* **Task requirements**
Could you repeat the rows that run from the line containing "x-tick-label: 6: [595, 436, 603, 452]" through the line containing "series-line-temp: [97, 186, 1001, 378]", switching "x-tick-label" to "x-axis-tick" and changing nothing else?

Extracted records

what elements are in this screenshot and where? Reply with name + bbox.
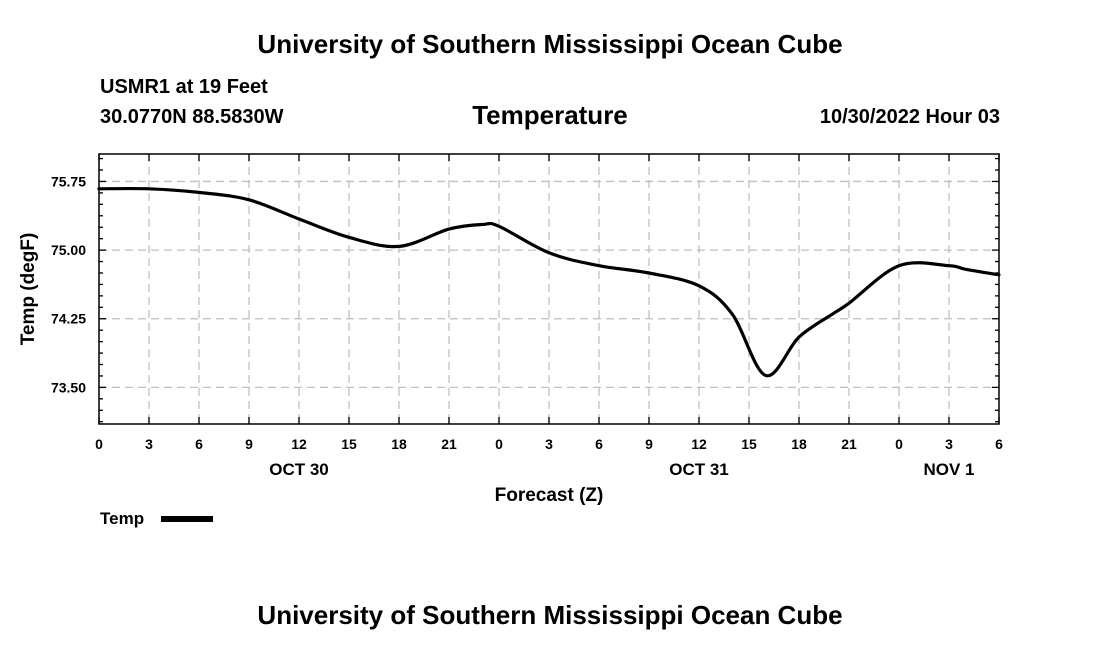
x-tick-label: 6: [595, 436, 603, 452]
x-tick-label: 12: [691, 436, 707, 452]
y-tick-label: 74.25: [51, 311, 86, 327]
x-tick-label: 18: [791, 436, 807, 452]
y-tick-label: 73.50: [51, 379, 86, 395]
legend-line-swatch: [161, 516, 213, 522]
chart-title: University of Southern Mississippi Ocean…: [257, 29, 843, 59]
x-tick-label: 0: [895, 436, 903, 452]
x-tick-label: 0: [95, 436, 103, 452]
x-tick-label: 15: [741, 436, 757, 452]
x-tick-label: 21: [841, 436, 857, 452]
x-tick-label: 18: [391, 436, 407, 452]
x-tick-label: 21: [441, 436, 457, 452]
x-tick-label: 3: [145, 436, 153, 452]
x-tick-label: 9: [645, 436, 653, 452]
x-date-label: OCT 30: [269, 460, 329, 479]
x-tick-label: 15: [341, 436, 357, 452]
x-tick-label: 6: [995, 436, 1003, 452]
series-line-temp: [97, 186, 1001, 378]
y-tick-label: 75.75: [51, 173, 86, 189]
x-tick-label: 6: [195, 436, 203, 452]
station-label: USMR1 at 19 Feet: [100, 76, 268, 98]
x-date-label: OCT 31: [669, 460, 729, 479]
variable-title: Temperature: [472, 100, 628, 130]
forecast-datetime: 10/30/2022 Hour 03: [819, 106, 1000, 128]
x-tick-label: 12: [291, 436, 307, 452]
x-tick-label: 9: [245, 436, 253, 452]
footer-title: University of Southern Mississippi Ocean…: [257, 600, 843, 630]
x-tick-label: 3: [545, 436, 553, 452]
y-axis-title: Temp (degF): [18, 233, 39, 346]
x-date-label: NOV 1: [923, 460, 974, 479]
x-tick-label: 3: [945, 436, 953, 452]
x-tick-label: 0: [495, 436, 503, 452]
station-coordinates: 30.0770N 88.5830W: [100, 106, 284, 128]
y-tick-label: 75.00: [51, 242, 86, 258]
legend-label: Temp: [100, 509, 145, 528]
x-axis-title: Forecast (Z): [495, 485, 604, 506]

---

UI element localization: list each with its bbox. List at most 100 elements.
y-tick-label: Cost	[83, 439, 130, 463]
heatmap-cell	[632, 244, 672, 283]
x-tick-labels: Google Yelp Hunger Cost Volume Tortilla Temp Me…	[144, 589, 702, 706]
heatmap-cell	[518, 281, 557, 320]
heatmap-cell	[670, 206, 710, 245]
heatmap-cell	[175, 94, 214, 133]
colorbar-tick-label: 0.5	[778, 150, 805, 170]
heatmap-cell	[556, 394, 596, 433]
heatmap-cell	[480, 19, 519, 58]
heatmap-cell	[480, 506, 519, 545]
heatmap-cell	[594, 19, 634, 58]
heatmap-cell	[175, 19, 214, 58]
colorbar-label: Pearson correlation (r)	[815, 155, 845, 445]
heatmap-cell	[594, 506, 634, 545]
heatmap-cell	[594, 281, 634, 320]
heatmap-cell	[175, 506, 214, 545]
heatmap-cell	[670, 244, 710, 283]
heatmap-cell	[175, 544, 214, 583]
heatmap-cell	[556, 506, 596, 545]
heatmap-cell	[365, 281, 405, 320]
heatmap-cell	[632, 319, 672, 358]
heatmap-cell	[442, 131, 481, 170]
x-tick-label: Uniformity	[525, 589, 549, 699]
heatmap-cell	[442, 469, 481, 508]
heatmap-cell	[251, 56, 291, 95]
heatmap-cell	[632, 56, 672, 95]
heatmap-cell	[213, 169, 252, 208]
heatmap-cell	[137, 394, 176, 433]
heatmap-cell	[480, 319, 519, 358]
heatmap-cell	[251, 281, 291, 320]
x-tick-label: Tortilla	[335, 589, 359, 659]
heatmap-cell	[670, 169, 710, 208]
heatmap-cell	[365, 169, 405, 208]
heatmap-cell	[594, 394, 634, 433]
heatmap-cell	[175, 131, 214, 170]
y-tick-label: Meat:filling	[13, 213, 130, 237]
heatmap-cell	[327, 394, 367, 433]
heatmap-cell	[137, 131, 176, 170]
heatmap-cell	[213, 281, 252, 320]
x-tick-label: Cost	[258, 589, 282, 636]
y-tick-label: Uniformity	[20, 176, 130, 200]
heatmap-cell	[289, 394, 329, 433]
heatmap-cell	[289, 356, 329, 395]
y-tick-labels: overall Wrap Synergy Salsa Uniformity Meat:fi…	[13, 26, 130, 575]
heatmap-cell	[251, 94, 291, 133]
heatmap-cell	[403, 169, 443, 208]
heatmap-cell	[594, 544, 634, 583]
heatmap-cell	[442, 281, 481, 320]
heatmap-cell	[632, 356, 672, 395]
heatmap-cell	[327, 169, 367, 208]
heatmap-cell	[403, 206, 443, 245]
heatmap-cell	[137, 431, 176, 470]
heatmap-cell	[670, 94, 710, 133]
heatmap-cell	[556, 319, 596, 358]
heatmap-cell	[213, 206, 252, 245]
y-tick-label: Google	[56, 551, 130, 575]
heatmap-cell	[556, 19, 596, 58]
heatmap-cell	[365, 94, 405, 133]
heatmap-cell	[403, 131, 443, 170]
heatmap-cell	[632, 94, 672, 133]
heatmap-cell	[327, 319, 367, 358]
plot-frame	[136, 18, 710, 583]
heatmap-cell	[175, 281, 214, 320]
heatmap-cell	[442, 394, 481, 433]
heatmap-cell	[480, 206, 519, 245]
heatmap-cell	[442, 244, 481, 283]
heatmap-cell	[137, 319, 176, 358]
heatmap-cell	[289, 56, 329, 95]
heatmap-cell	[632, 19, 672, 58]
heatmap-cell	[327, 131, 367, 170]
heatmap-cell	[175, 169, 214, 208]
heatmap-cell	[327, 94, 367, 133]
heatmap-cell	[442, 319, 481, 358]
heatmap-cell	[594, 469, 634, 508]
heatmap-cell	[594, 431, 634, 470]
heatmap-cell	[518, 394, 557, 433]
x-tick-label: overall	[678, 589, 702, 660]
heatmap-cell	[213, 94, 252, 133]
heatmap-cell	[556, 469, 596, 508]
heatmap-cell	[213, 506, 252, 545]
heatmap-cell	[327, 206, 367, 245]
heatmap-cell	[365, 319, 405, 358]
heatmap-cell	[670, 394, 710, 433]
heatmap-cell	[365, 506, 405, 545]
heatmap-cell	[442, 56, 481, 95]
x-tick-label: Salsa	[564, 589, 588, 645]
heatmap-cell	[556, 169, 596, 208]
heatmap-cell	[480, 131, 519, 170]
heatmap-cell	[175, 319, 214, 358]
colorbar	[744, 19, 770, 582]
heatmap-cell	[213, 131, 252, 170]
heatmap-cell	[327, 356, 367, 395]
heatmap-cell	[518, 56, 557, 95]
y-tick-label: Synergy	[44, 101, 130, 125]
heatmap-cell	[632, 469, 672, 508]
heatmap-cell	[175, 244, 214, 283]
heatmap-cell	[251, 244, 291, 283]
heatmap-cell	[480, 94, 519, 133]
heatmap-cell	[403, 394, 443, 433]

* **Answer to the exercise**
x-axis-tick: 6: [595, 436, 603, 452]
x-axis-tick: 12: [691, 436, 707, 452]
y-tick-label: 74.25: [51, 311, 86, 327]
x-axis-tick: 18: [791, 436, 807, 452]
y-tick-label: 73.50: [51, 379, 86, 395]
legend-line-swatch: [161, 516, 213, 522]
chart-title: University of Southern Mississippi Ocean…: [257, 29, 843, 59]
x-axis-tick: 0: [895, 436, 903, 452]
x-axis-tick: 0: [95, 436, 103, 452]
x-axis-tick: 15: [741, 436, 757, 452]
x-axis-tick: 21: [841, 436, 857, 452]
x-axis-tick: 18: [391, 436, 407, 452]
x-axis-tick: 21: [441, 436, 457, 452]
x-axis-tick: 3: [145, 436, 153, 452]
x-axis-tick: 9: [645, 436, 653, 452]
x-date-label: OCT 30: [269, 460, 329, 479]
x-axis-tick: 15: [341, 436, 357, 452]
x-axis-tick: 6: [995, 436, 1003, 452]
series-line-temp: [97, 186, 1001, 378]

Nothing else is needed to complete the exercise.